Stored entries
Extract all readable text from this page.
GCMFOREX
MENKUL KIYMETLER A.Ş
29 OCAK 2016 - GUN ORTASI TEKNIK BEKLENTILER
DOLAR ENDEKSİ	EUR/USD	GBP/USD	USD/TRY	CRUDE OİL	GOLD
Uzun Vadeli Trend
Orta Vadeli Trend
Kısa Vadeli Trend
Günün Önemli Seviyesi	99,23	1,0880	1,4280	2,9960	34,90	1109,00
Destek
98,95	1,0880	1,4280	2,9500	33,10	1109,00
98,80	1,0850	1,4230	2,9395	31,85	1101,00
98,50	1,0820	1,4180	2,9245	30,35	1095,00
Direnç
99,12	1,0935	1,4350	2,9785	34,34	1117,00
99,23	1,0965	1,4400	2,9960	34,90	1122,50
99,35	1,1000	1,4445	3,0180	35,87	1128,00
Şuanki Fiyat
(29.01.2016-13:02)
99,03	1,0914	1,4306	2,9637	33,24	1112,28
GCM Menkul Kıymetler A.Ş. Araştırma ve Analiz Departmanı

Problem details - Extract each line from the listing that holds the word "Trend".

Solution to this exercise -
Uzun Vadeli Trend
Orta Vadeli Trend
Kısa Vadeli Trend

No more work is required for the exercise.